— BEGIN —

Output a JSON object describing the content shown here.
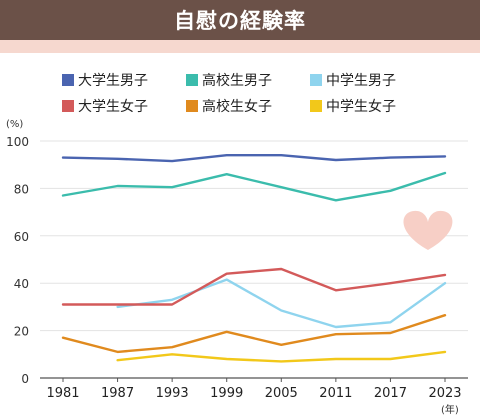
{
  "header": {
    "title": "自慰の経験率"
  },
  "chart_data": {
    "type": "line",
    "title": "自慰の経験率",
    "y_unit": "(%)",
    "x_unit": "(年)",
    "x": [
      1981,
      1987,
      1993,
      1999,
      2005,
      2011,
      2017,
      2023
    ],
    "xticks": [
      "1981",
      "1987",
      "1993",
      "1999",
      "2005",
      "2011",
      "2017",
      "2023"
    ],
    "ylim": [
      0,
      100
    ],
    "yticks": [
      0,
      20,
      40,
      60,
      80,
      100
    ],
    "grid": true,
    "legend_position": "top",
    "series": [
      {
        "name": "大学生男子",
        "color": "#4a64b0",
        "values": [
          93,
          92.5,
          91.5,
          94,
          94,
          92,
          93,
          93.5
        ]
      },
      {
        "name": "高校生男子",
        "color": "#3bbcac",
        "values": [
          77,
          81,
          80.5,
          86,
          80.5,
          75,
          79,
          86.5
        ]
      },
      {
        "name": "中学生男子",
        "color": "#8fd4ee",
        "values": [
          null,
          30,
          33,
          41.5,
          28.5,
          21.5,
          23.5,
          40
        ]
      },
      {
        "name": "大学生女子",
        "color": "#d35a5a",
        "values": [
          31,
          31,
          31,
          44,
          46,
          37,
          40,
          43.5
        ]
      },
      {
        "name": "高校生女子",
        "color": "#e08a1e",
        "values": [
          17,
          11,
          13,
          19.5,
          14,
          18.5,
          19,
          26.5
        ]
      },
      {
        "name": "中学生女子",
        "color": "#f2c81a",
        "values": [
          null,
          7.5,
          10,
          8,
          7,
          8,
          8,
          11
        ]
      }
    ],
    "decoration": {
      "heart_color": "#f7cfc6"
    }
  }
}
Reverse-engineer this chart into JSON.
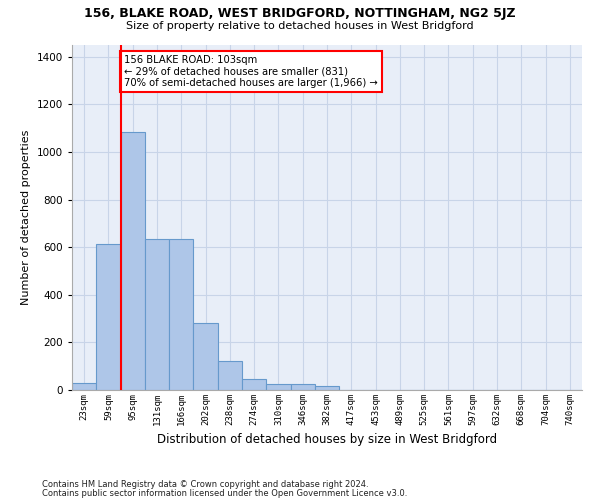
{
  "title": "156, BLAKE ROAD, WEST BRIDGFORD, NOTTINGHAM, NG2 5JZ",
  "subtitle": "Size of property relative to detached houses in West Bridgford",
  "xlabel": "Distribution of detached houses by size in West Bridgford",
  "ylabel": "Number of detached properties",
  "footnote1": "Contains HM Land Registry data © Crown copyright and database right 2024.",
  "footnote2": "Contains public sector information licensed under the Open Government Licence v3.0.",
  "bin_labels": [
    "23sqm",
    "59sqm",
    "95sqm",
    "131sqm",
    "166sqm",
    "202sqm",
    "238sqm",
    "274sqm",
    "310sqm",
    "346sqm",
    "382sqm",
    "417sqm",
    "453sqm",
    "489sqm",
    "525sqm",
    "561sqm",
    "597sqm",
    "632sqm",
    "668sqm",
    "704sqm",
    "740sqm"
  ],
  "bar_values": [
    30,
    615,
    1085,
    635,
    635,
    280,
    120,
    45,
    25,
    25,
    15,
    0,
    0,
    0,
    0,
    0,
    0,
    0,
    0,
    0,
    0
  ],
  "bar_color": "#aec6e8",
  "bar_edge_color": "#6699cc",
  "grid_color": "#c8d4e8",
  "background_color": "#e8eef8",
  "red_line_bin_index": 2,
  "annotation_line1": "156 BLAKE ROAD: 103sqm",
  "annotation_line2": "← 29% of detached houses are smaller (831)",
  "annotation_line3": "70% of semi-detached houses are larger (1,966) →",
  "annotation_box_color": "white",
  "annotation_box_edge_color": "red",
  "ylim": [
    0,
    1450
  ],
  "yticks": [
    0,
    200,
    400,
    600,
    800,
    1000,
    1200,
    1400
  ]
}
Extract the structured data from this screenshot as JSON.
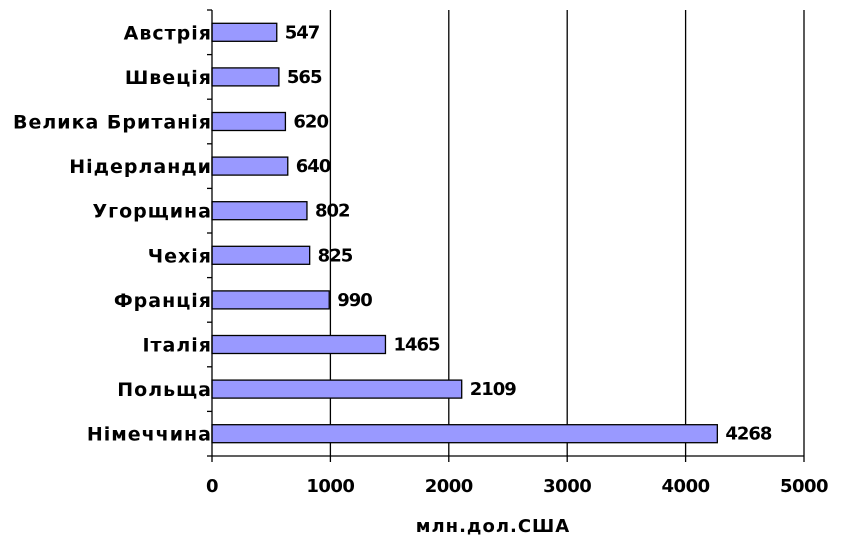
{
  "chart_data": {
    "type": "bar",
    "orientation": "horizontal",
    "categories": [
      "Німеччина",
      "Польща",
      "Італія",
      "Франція",
      "Чехія",
      "Угорщина",
      "Нідерланди",
      "Велика Британія",
      "Швеція",
      "Австрія"
    ],
    "values": [
      4268,
      2109,
      1465,
      990,
      825,
      802,
      640,
      620,
      565,
      547
    ],
    "xlabel": "млн.дол.США",
    "ylabel": "",
    "xlim": [
      0,
      5000
    ],
    "xticks": [
      0,
      1000,
      2000,
      3000,
      4000,
      5000
    ],
    "grid": "vertical major gridlines",
    "legend": "none",
    "bar_color": "#9999ff",
    "bar_edge_color": "#000000"
  }
}
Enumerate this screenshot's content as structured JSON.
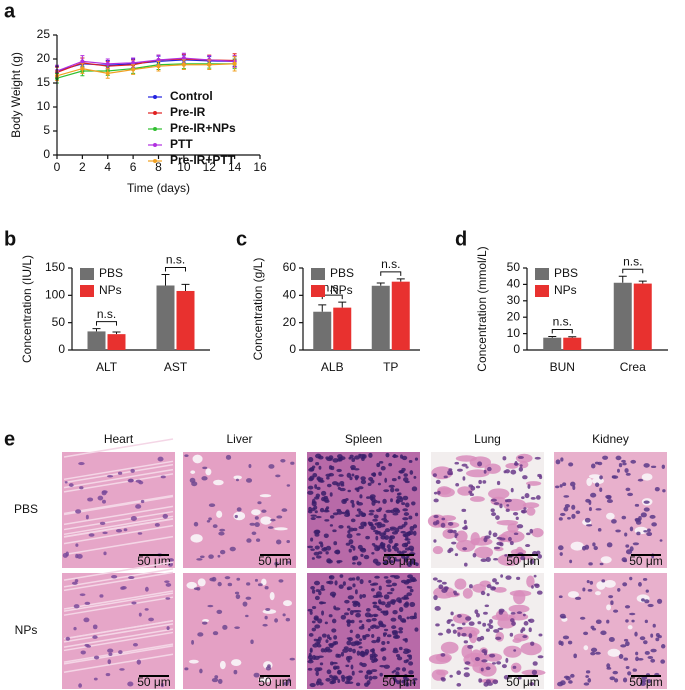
{
  "chart_data": [
    {
      "type": "line",
      "label": "a",
      "xlabel": "Time (days)",
      "ylabel": "Body Weight (g)",
      "x": [
        0,
        2,
        4,
        6,
        8,
        10,
        12,
        14
      ],
      "xlim": [
        0,
        16
      ],
      "xticks": [
        0,
        2,
        4,
        6,
        8,
        10,
        12,
        14,
        16
      ],
      "ylim": [
        0,
        25
      ],
      "yticks": [
        0,
        5,
        10,
        15,
        20,
        25
      ],
      "series": [
        {
          "name": "Control",
          "color": "#2323e0",
          "values": [
            17.5,
            19.0,
            18.7,
            19.0,
            19.5,
            19.8,
            19.6,
            19.5
          ],
          "errors": [
            1.0,
            1.2,
            1.0,
            1.0,
            1.1,
            1.0,
            0.9,
            1.0
          ]
        },
        {
          "name": "Pre-IR",
          "color": "#e02020",
          "values": [
            17.2,
            19.2,
            18.5,
            18.8,
            19.8,
            20.0,
            19.8,
            19.7
          ],
          "errors": [
            1.1,
            1.0,
            1.0,
            1.0,
            1.0,
            1.0,
            1.0,
            1.4
          ]
        },
        {
          "name": "Pre-IR+NPs",
          "color": "#2fbf2f",
          "values": [
            16.0,
            17.5,
            17.5,
            18.0,
            18.8,
            19.0,
            19.0,
            19.0
          ],
          "errors": [
            1.0,
            1.0,
            0.9,
            1.0,
            1.0,
            1.0,
            0.9,
            1.0
          ]
        },
        {
          "name": "PTT",
          "color": "#b030e0",
          "values": [
            17.5,
            19.5,
            19.0,
            19.2,
            19.8,
            20.2,
            19.8,
            19.5
          ],
          "errors": [
            1.2,
            1.2,
            1.0,
            1.0,
            1.0,
            1.0,
            0.9,
            1.2
          ]
        },
        {
          "name": "Pre-IR+PTT",
          "color": "#f0a020",
          "values": [
            16.5,
            18.0,
            17.0,
            17.8,
            18.5,
            18.8,
            18.8,
            19.0
          ],
          "errors": [
            1.0,
            1.0,
            1.0,
            1.0,
            1.0,
            1.0,
            1.0,
            1.5
          ]
        }
      ]
    },
    {
      "type": "bar",
      "label": "b",
      "ylabel": "Concentration (IU/L)",
      "categories": [
        "ALT",
        "AST"
      ],
      "annotations": [
        "n.s.",
        "n.s."
      ],
      "ylim": [
        0,
        150
      ],
      "yticks": [
        0,
        50,
        100,
        150
      ],
      "series": [
        {
          "name": "PBS",
          "color": "#707070",
          "values": [
            34,
            118
          ],
          "errors": [
            5,
            20
          ]
        },
        {
          "name": "NPs",
          "color": "#e8312f",
          "values": [
            29,
            108
          ],
          "errors": [
            4,
            12
          ]
        }
      ]
    },
    {
      "type": "bar",
      "label": "c",
      "ylabel": "Concentration (g/L)",
      "categories": [
        "ALB",
        "TP"
      ],
      "annotations": [
        "n.s.",
        "n.s."
      ],
      "ylim": [
        0,
        60
      ],
      "yticks": [
        0,
        20,
        40,
        60
      ],
      "series": [
        {
          "name": "PBS",
          "color": "#707070",
          "values": [
            28,
            47
          ],
          "errors": [
            5,
            2
          ]
        },
        {
          "name": "NPs",
          "color": "#e8312f",
          "values": [
            31,
            50
          ],
          "errors": [
            4,
            2
          ]
        }
      ]
    },
    {
      "type": "bar",
      "label": "d",
      "ylabel": "Concentration (mmol/L)",
      "categories": [
        "BUN",
        "Crea"
      ],
      "annotations": [
        "n.s.",
        "n.s."
      ],
      "ylim": [
        0,
        50
      ],
      "yticks": [
        0,
        10,
        20,
        30,
        40,
        50
      ],
      "series": [
        {
          "name": "PBS",
          "color": "#707070",
          "values": [
            7.5,
            41
          ],
          "errors": [
            0.7,
            4
          ]
        },
        {
          "name": "NPs",
          "color": "#e8312f",
          "values": [
            7.5,
            40.5
          ],
          "errors": [
            0.6,
            1.5
          ]
        }
      ]
    }
  ],
  "histology": {
    "label": "e",
    "columns": [
      "Heart",
      "Liver",
      "Spleen",
      "Lung",
      "Kidney"
    ],
    "rows": [
      "PBS",
      "NPs"
    ],
    "scale_bar": "50 μm"
  }
}
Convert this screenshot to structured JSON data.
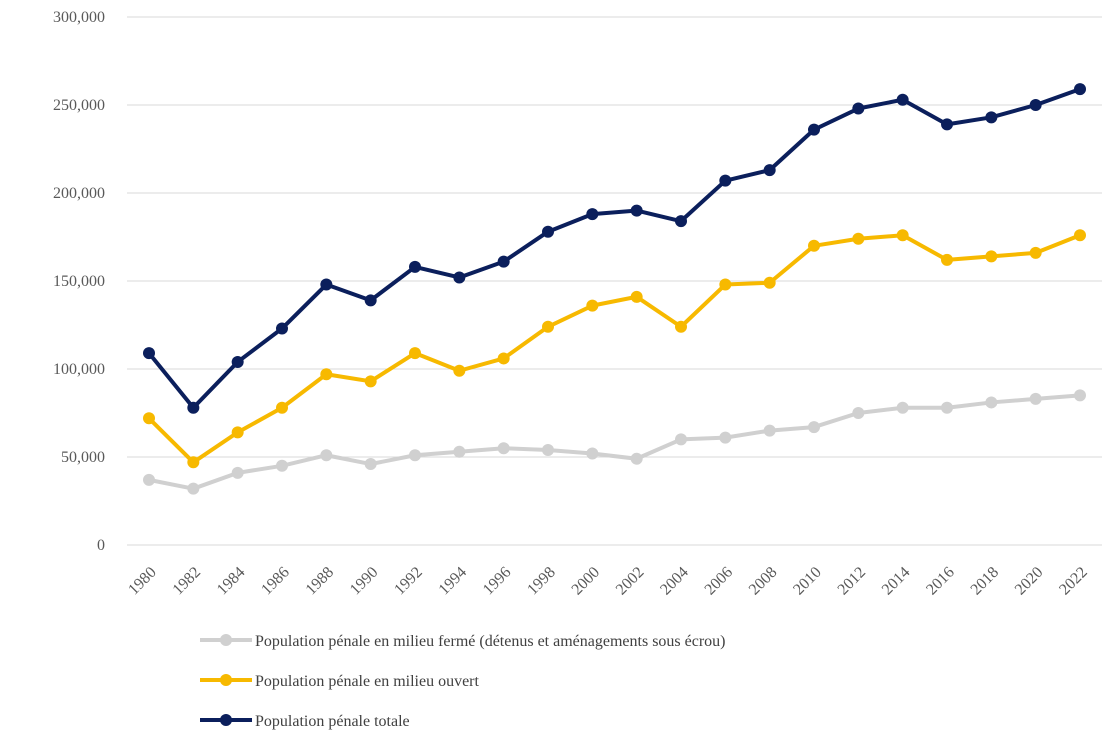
{
  "chart_data": {
    "type": "line",
    "categories": [
      "1980",
      "1982",
      "1984",
      "1986",
      "1988",
      "1990",
      "1992",
      "1994",
      "1996",
      "1998",
      "2000",
      "2002",
      "2004",
      "2006",
      "2008",
      "2010",
      "2012",
      "2014",
      "2016",
      "2018",
      "2020",
      "2022"
    ],
    "series": [
      {
        "name": "Population pénale en milieu fermé (détenus et aménagements sous écrou)",
        "color": "#d0d0d0",
        "values": [
          37000,
          32000,
          41000,
          45000,
          51000,
          46000,
          51000,
          53000,
          55000,
          54000,
          52000,
          49000,
          60000,
          61000,
          65000,
          67000,
          75000,
          78000,
          78000,
          81000,
          83000,
          85000
        ]
      },
      {
        "name": "Population pénale en milieu ouvert",
        "color": "#f7b900",
        "values": [
          72000,
          47000,
          64000,
          78000,
          97000,
          93000,
          109000,
          99000,
          106000,
          124000,
          136000,
          141000,
          124000,
          148000,
          149000,
          170000,
          174000,
          176000,
          162000,
          164000,
          166000,
          176000
        ]
      },
      {
        "name": "Population pénale totale",
        "color": "#0b1f5c",
        "values": [
          109000,
          78000,
          104000,
          123000,
          148000,
          139000,
          158000,
          152000,
          161000,
          178000,
          188000,
          190000,
          184000,
          207000,
          213000,
          236000,
          248000,
          253000,
          239000,
          243000,
          250000,
          259000
        ]
      }
    ],
    "ylim": [
      0,
      300000
    ],
    "yticks": [
      0,
      {
        "value": 50000,
        "label": "50,000"
      },
      {
        "value": 100000,
        "label": "100,000"
      },
      {
        "value": 150000,
        "label": "150,000"
      },
      {
        "value": 200000,
        "label": "200,000"
      },
      {
        "value": 250000,
        "label": "250,000"
      },
      {
        "value": 300000,
        "label": "300,000"
      }
    ],
    "grid": true,
    "legend": "bottom"
  }
}
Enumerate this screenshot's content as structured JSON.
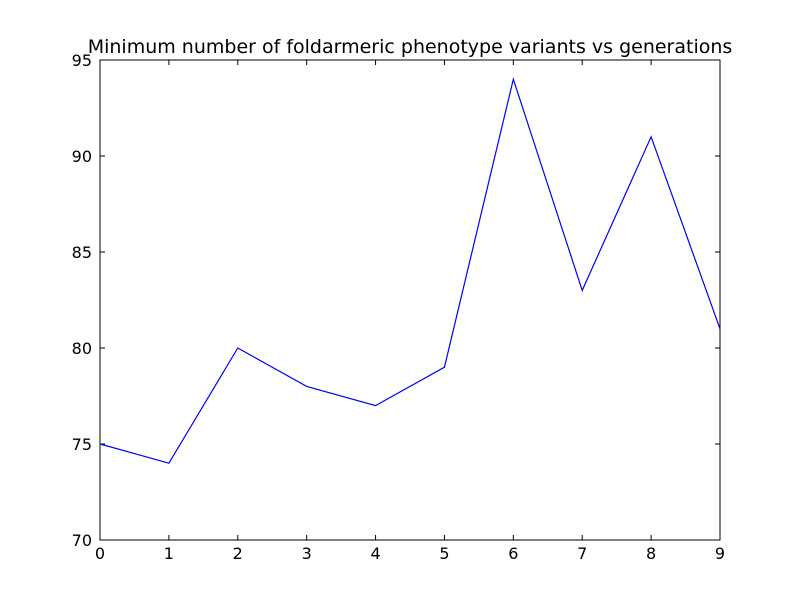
{
  "chart_data": {
    "type": "line",
    "title": "Minimum number of foldarmeric phenotype variants vs generations",
    "xlabel": "",
    "ylabel": "",
    "xlim": [
      0,
      9
    ],
    "ylim": [
      70,
      95
    ],
    "x_ticks": [
      "0",
      "1",
      "2",
      "3",
      "4",
      "5",
      "6",
      "7",
      "8",
      "9"
    ],
    "y_ticks": [
      "70",
      "75",
      "80",
      "85",
      "90",
      "95"
    ],
    "grid": false,
    "series": [
      {
        "color": "#0000ff",
        "x": [
          0,
          1,
          2,
          3,
          4,
          5,
          6,
          7,
          8,
          9
        ],
        "y": [
          75,
          74,
          80,
          78,
          77,
          79,
          94,
          83,
          91,
          81
        ]
      }
    ]
  }
}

— END —

Problem description >>
Search the material above for "Concentration". Pull out each line where it shows up.

Result for this task >>
      "ylabel": "Concentration (IU/L)",
      "ylabel": "Concentration (g/L)",
      "ylabel": "Concentration (mmol/L)",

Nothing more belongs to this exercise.